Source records
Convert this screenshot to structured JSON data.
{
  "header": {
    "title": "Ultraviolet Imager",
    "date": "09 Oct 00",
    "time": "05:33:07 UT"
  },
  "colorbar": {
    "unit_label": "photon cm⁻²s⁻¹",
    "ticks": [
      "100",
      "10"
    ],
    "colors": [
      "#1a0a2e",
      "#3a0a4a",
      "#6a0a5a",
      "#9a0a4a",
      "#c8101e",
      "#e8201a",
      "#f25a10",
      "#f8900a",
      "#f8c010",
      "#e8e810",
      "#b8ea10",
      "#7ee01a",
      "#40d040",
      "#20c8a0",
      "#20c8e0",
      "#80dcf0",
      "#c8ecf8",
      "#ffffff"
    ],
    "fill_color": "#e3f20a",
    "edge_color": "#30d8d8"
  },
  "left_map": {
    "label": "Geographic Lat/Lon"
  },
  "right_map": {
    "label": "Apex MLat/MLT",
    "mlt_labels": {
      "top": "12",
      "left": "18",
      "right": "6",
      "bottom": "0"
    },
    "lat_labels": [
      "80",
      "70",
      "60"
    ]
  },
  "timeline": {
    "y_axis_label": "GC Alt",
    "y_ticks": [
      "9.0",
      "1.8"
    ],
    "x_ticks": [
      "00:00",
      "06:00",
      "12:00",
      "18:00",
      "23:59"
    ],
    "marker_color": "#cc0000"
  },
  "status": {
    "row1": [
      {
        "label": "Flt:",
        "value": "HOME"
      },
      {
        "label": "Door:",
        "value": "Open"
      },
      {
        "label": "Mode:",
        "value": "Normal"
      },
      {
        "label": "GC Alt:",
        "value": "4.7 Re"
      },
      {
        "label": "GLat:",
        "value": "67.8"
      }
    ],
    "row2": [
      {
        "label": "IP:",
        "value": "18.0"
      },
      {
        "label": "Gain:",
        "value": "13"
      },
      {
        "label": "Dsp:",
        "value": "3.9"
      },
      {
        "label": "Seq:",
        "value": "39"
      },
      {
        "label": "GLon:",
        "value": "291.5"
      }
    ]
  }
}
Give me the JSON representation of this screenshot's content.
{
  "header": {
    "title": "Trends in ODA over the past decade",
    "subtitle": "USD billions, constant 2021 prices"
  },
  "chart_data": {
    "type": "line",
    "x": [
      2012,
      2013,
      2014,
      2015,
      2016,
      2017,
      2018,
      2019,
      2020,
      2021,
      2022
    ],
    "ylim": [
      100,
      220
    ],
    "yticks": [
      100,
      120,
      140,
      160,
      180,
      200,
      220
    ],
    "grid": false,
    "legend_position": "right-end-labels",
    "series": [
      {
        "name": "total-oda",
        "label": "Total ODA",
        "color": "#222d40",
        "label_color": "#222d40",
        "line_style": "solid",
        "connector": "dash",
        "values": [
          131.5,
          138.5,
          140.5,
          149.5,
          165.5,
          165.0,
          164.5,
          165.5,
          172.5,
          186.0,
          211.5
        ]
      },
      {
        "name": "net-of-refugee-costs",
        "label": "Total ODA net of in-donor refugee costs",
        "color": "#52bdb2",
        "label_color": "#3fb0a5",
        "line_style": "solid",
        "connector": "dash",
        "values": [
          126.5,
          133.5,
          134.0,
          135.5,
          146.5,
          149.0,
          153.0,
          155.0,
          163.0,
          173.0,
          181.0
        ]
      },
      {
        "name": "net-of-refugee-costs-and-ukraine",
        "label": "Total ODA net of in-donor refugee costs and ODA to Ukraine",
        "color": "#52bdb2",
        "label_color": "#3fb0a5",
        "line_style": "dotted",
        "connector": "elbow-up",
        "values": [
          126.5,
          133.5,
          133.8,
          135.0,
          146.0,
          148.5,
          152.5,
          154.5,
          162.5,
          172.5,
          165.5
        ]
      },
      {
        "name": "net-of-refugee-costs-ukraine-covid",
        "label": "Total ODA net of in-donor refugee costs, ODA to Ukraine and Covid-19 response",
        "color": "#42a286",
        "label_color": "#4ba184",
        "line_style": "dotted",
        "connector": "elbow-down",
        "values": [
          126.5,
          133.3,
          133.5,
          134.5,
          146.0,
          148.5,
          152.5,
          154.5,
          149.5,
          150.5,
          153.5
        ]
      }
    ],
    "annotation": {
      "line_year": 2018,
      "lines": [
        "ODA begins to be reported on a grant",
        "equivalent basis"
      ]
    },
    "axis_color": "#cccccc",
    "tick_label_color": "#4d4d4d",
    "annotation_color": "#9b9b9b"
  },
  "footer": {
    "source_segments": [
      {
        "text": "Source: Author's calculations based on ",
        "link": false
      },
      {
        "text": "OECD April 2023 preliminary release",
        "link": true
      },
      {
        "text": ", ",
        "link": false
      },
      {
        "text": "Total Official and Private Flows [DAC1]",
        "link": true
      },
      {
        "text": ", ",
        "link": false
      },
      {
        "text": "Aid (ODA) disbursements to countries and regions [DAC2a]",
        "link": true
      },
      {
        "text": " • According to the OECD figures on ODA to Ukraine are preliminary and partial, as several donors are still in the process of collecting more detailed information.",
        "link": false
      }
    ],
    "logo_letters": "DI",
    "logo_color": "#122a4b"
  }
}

_TASK BRIEF_
Count the lines of the data that contain the string "OECD", and reply with that number alone.

_RESULT BELOW_
2